# Stated goal:
Recast every line of the records below as a numbered list, leaving out any blank lines.

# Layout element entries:
###

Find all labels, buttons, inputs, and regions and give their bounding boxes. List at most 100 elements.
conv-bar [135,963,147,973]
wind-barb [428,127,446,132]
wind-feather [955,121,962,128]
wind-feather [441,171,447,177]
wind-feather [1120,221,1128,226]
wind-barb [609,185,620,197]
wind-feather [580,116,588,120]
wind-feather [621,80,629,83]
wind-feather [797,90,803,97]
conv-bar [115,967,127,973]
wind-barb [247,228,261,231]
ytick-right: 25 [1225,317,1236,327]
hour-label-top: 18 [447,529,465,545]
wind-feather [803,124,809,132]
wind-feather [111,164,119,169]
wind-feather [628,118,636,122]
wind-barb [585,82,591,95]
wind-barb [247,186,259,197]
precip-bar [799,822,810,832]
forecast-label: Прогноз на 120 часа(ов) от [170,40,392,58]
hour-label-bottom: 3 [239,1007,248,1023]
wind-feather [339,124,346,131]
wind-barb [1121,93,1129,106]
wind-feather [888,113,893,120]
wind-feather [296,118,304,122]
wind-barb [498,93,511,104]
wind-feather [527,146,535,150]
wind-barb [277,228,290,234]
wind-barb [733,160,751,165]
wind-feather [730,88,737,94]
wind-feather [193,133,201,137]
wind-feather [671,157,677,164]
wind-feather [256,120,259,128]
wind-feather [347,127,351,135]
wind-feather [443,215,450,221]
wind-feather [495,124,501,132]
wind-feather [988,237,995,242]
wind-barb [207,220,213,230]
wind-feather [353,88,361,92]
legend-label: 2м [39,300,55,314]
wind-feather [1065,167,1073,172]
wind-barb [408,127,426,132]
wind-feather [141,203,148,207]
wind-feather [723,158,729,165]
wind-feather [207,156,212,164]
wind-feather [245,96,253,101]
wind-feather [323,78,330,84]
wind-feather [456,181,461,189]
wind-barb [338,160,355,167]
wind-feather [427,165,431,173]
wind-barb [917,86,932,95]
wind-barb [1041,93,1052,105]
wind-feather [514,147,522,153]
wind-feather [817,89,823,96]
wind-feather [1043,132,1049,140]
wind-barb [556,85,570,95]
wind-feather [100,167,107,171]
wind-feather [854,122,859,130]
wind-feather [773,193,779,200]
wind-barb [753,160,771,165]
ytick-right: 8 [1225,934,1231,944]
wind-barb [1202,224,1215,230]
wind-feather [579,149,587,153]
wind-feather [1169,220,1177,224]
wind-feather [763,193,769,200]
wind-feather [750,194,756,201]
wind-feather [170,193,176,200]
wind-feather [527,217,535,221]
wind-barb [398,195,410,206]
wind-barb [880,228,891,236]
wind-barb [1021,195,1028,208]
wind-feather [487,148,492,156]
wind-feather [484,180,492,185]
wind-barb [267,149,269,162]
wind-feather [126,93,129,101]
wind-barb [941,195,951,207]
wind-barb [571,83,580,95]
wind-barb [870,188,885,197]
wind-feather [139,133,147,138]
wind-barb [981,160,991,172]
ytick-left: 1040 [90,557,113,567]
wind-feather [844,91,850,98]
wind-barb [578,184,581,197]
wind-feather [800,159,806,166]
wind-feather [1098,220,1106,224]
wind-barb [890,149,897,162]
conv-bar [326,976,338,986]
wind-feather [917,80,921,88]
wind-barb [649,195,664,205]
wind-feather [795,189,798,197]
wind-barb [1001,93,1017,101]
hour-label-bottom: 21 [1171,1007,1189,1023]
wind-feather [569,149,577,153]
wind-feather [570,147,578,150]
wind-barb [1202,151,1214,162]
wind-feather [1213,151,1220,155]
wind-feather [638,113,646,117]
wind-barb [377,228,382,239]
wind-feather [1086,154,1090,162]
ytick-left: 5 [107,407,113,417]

###

# Solution for this problem:
1. Find all labels, buttons, inputs, and regions and give their bounding boxes. List at most 100 elements.
2. conv-bar [135,963,147,973]
3. wind-barb [428,127,446,132]
4. wind-feather [955,121,962,128]
5. wind-feather [441,171,447,177]
6. wind-feather [1120,221,1128,226]
7. wind-barb [609,185,620,197]
8. wind-feather [580,116,588,120]
9. wind-feather [621,80,629,83]
10. wind-feather [797,90,803,97]
11. conv-bar [115,967,127,973]
12. wind-barb [247,228,261,231]
13. ytick-right: 25 [1225,317,1236,327]
14. hour-label-top: 18 [447,529,465,545]
15. wind-feather [803,124,809,132]
16. wind-feather [111,164,119,169]
17. wind-feather [628,118,636,122]
18. wind-barb [585,82,591,95]
19. wind-barb [247,186,259,197]
20. precip-bar [799,822,810,832]
21. forecast-label: Прогноз на 120 часа(ов) от [170,40,392,58]
22. hour-label-bottom: 3 [239,1007,248,1023]
23. wind-feather [339,124,346,131]
24. wind-barb [1121,93,1129,106]
25. wind-feather [888,113,893,120]
26. wind-feather [296,118,304,122]
27. wind-barb [498,93,511,104]
28. wind-feather [527,146,535,150]
29. wind-barb [277,228,290,234]
30. wind-barb [733,160,751,165]
31. wind-feather [730,88,737,94]
32. wind-feather [193,133,201,137]
33. wind-feather [671,157,677,164]
34. wind-feather [256,120,259,128]
35. wind-feather [347,127,351,135]
36. wind-feather [443,215,450,221]
37. wind-feather [495,124,501,132]
38. wind-feather [988,237,995,242]
39. wind-barb [207,220,213,230]
40. wind-feather [353,88,361,92]
41. legend-label: 2м [39,300,55,314]
42. wind-feather [1065,167,1073,172]
43. wind-barb [408,127,426,132]
44. wind-feather [141,203,148,207]
45. wind-feather [723,158,729,165]
46. wind-feather [207,156,212,164]
47. wind-feather [245,96,253,101]
48. wind-feather [323,78,330,84]
49. wind-feather [456,181,461,189]
50. wind-barb [338,160,355,167]
51. wind-feather [427,165,431,173]
52. wind-barb [917,86,932,95]
53. wind-barb [1041,93,1052,105]
54. wind-feather [514,147,522,153]
55. wind-feather [817,89,823,96]
56. wind-feather [1043,132,1049,140]
57. wind-barb [556,85,570,95]
58. wind-feather [100,167,107,171]
59. wind-feather [854,122,859,130]
60. wind-feather [773,193,779,200]
61. wind-barb [753,160,771,165]
62. ytick-right: 8 [1225,934,1231,944]
63. wind-barb [1202,224,1215,230]
64. wind-feather [579,149,587,153]
65. wind-feather [1169,220,1177,224]
66. wind-feather [763,193,769,200]
67. wind-feather [750,194,756,201]
68. wind-feather [170,193,176,200]
69. wind-feather [527,217,535,221]
70. wind-barb [398,195,410,206]
71. wind-barb [880,228,891,236]
72. wind-barb [1021,195,1028,208]
73. wind-feather [487,148,492,156]
74. wind-feather [484,180,492,185]
75. wind-barb [267,149,269,162]
76. wind-feather [126,93,129,101]
77. wind-barb [941,195,951,207]
78. wind-barb [571,83,580,95]
79. wind-barb [870,188,885,197]
80. wind-feather [139,133,147,138]
81. wind-barb [981,160,991,172]
82. ytick-left: 1040 [90,557,113,567]
83. wind-feather [844,91,850,98]
84. wind-barb [578,184,581,197]
85. wind-feather [800,159,806,166]
86. wind-feather [1098,220,1106,224]
87. wind-barb [890,149,897,162]
88. conv-bar [326,976,338,986]
89. wind-feather [917,80,921,88]
90. wind-barb [649,195,664,205]
91. wind-feather [795,189,798,197]
92. wind-barb [1001,93,1017,101]
93. hour-label-bottom: 21 [1171,1007,1189,1023]
94. wind-feather [569,149,577,153]
95. wind-feather [570,147,578,150]
96. wind-barb [1202,151,1214,162]
97. wind-feather [1213,151,1220,155]
98. wind-feather [638,113,646,117]
99. wind-barb [377,228,382,239]
100. wind-feather [1086,154,1090,162]
101. ytick-left: 5 [107,407,113,417]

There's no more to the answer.